*Data items*.
□ □ □
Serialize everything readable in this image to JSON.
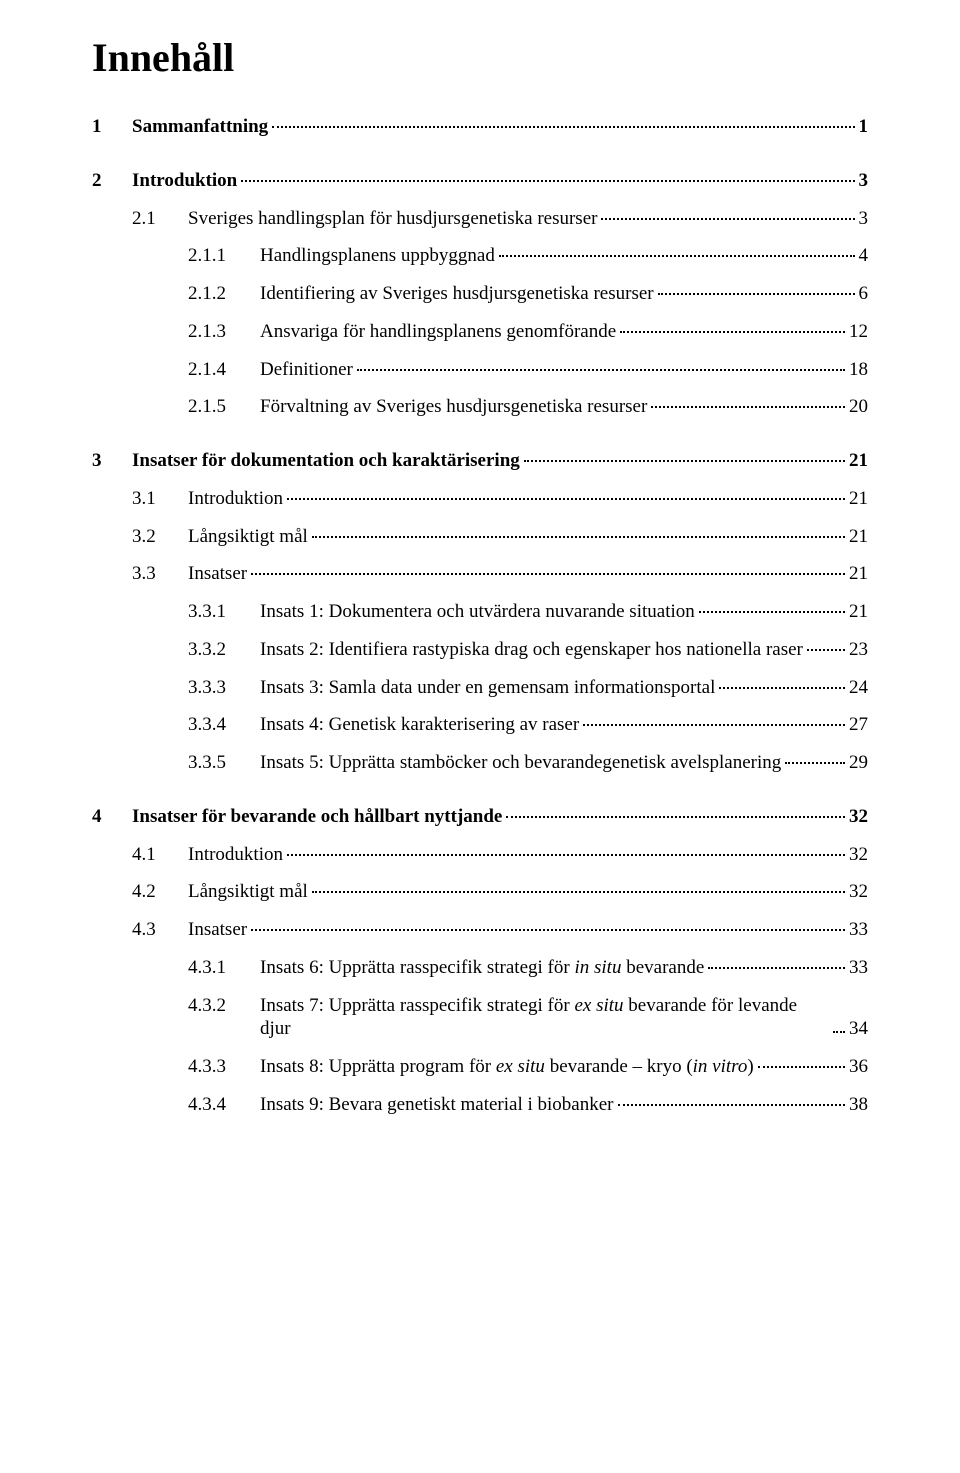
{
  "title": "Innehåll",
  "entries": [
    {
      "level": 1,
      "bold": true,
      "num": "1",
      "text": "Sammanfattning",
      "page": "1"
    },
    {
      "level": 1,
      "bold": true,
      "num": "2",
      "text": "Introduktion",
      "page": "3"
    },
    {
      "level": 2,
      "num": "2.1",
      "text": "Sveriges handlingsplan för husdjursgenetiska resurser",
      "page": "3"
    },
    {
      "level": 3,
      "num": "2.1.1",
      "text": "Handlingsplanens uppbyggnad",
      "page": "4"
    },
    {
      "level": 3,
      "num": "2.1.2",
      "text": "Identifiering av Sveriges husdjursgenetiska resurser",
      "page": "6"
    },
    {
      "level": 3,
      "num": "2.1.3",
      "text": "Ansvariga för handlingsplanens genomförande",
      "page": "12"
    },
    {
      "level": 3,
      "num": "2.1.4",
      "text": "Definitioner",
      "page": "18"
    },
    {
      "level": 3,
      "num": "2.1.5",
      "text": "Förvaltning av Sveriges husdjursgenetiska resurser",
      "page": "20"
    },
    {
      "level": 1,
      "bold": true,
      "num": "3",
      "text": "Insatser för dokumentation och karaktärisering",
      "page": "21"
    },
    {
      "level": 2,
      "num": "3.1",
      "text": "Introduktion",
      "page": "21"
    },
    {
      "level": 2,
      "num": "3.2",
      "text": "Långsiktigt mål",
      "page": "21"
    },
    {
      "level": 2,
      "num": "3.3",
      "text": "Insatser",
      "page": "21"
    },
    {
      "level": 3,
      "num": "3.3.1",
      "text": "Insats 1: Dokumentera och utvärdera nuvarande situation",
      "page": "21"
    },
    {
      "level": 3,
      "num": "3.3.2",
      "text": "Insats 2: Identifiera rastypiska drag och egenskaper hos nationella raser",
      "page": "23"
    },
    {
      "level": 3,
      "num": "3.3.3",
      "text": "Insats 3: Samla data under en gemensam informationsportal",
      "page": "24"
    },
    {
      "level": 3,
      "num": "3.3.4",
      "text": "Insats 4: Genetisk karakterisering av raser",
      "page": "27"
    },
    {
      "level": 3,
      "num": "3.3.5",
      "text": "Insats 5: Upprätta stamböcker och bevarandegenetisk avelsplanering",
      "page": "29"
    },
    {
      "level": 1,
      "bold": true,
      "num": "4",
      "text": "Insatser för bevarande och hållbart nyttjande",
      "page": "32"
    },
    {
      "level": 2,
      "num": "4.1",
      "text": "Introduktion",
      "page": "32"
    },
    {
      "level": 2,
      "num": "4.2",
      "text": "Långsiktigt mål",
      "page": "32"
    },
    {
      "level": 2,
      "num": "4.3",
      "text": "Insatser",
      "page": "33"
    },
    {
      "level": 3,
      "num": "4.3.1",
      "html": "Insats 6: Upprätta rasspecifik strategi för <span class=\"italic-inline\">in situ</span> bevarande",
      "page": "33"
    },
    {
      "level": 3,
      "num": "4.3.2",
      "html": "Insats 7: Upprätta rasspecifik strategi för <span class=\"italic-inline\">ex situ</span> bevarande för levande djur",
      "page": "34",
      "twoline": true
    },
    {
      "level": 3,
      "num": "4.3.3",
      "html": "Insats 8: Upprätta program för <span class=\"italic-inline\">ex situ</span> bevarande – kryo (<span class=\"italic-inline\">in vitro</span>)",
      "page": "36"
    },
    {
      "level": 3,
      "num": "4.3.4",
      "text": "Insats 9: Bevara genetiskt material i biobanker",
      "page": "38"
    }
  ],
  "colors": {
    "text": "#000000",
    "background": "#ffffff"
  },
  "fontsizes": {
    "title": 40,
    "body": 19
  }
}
□ □ □
*TASK ITEM*.
Count how many lines in the records hold the string "Sveriges"; reply with the number alone.

*THE ANSWER*.
3